# TASK GOAL
Look through the records below, and copy out every line that holds the string "Compensation".

start INFORMATION GIVEN

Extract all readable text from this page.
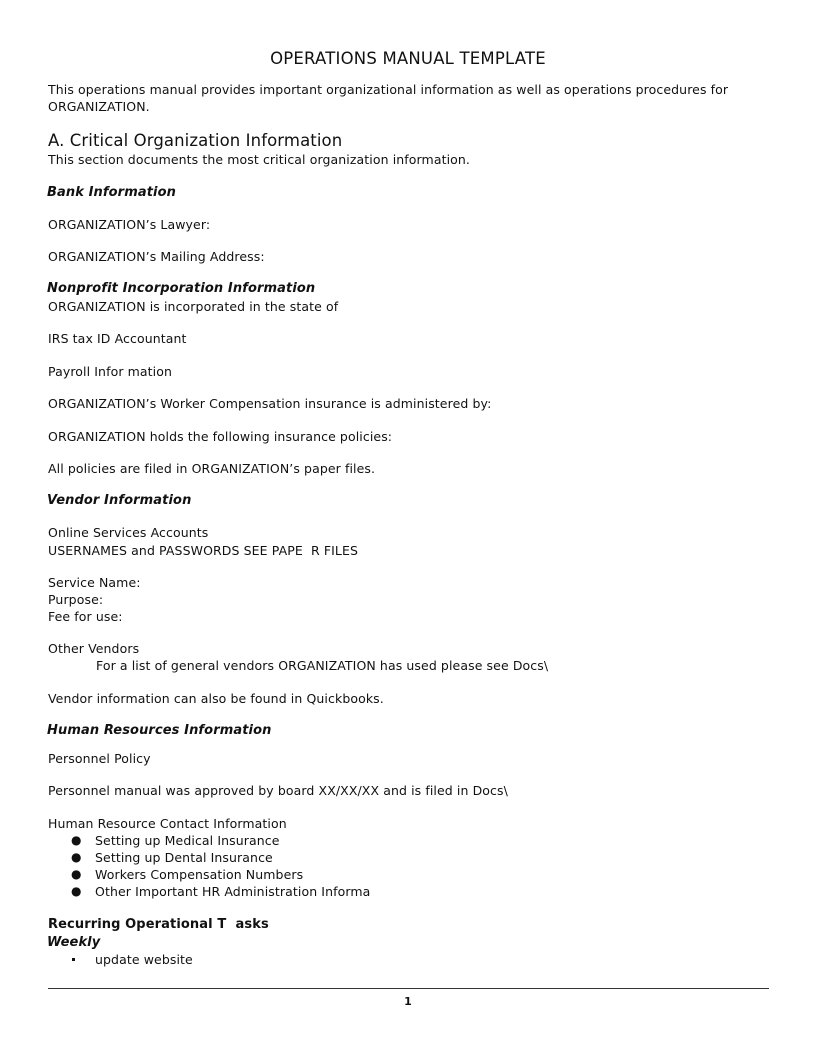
OPERATIONS MANUAL TEMPLATE
This operations manual provides important organizational information as well as operations procedures for
ORGANIZATION.
A. Critical Organization Information
This section documents the most critical organization information.
Bank Information
ORGANIZATION’s Lawyer:
ORGANIZATION’s Mailing Address:
Nonprofit Incorporation Information
ORGANIZATION is incorporated in the state of
IRS tax ID Accountant
Payroll Infor mation
ORGANIZATION’s Worker Compensation insurance is administered by:
ORGANIZATION holds the following insurance policies:
All policies are filed in ORGANIZATION’s paper files.
Vendor Information
Online Services Accounts
USERNAMES and PASSWORDS SEE PAPE  R FILES
Service Name:
Purpose:
Fee for use:
Other Vendors
For a list of general vendors ORGANIZATION has used please see Docs\
Vendor information can also be found in Quickbooks.
Human Resources Information
Personnel Policy
Personnel manual was approved by board XX/XX/XX and is filed in Docs\
Human Resource Contact Information
● Setting up Medical Insurance
● Setting up Dental Insurance
● Workers Compensation Numbers
● Other Important HR Administration Informa
Recurring Operational T  asks
Weekly
update website
1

end INFORMATION GIVEN

# ANSWER TO THE EXERCISE
ORGANIZATION’s Worker Compensation insurance is administered by:
● Workers Compensation Numbers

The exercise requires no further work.